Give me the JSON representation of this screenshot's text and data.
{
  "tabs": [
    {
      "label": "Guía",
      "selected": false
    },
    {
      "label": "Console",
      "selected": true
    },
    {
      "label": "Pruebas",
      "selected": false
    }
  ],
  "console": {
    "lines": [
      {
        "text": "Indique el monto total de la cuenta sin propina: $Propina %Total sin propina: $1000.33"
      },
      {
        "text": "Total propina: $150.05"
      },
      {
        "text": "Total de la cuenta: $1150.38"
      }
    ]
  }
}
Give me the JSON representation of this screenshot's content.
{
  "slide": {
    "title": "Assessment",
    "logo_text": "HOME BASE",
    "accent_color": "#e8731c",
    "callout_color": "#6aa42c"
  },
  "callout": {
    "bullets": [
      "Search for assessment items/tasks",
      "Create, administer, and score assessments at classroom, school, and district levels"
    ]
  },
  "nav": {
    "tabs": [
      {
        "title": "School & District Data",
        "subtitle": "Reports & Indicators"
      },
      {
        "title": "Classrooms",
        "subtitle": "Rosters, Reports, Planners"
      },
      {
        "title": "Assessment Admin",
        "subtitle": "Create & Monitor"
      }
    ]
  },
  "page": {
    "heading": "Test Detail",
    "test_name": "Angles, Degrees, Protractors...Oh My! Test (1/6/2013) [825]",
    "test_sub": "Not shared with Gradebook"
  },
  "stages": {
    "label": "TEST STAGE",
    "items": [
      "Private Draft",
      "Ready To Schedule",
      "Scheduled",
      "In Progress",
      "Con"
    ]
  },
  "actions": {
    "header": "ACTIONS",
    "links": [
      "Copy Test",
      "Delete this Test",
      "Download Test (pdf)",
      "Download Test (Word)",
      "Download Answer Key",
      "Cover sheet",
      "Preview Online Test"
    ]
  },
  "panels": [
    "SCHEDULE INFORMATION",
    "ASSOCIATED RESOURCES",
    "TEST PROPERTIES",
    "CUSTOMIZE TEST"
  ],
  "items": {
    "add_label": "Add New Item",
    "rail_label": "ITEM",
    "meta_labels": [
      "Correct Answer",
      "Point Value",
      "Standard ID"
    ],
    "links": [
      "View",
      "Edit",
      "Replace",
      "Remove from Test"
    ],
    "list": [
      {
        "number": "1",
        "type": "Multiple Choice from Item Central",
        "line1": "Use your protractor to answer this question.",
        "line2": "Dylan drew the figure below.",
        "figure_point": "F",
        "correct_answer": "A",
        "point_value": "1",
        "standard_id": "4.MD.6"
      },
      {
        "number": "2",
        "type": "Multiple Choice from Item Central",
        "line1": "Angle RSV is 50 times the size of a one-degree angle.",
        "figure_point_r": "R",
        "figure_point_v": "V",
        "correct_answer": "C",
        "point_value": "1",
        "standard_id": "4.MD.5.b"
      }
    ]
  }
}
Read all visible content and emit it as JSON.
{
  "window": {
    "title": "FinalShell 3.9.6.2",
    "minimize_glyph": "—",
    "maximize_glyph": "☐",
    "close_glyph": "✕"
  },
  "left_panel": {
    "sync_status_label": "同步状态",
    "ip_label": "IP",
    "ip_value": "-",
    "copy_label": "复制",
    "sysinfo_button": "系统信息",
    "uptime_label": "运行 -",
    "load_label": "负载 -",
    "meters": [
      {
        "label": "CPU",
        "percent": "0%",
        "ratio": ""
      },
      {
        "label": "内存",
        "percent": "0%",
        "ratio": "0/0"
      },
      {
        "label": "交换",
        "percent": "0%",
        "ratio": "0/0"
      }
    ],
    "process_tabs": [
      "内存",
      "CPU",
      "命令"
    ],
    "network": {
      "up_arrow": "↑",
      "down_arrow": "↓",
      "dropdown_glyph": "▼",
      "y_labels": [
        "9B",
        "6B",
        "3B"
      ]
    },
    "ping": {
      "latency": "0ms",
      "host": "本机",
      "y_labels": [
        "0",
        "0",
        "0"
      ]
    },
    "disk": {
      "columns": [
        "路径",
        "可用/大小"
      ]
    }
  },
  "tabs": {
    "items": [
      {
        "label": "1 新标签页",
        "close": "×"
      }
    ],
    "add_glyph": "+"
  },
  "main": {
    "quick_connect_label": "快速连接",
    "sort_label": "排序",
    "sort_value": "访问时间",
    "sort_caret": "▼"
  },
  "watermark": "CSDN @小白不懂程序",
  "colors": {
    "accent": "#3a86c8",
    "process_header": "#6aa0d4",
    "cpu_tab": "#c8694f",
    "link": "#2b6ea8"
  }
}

> [THE REQUEST]:
Go through the listing above and report how many of its lines contain the word "content", with only the number as output.

> [RESULT]:
2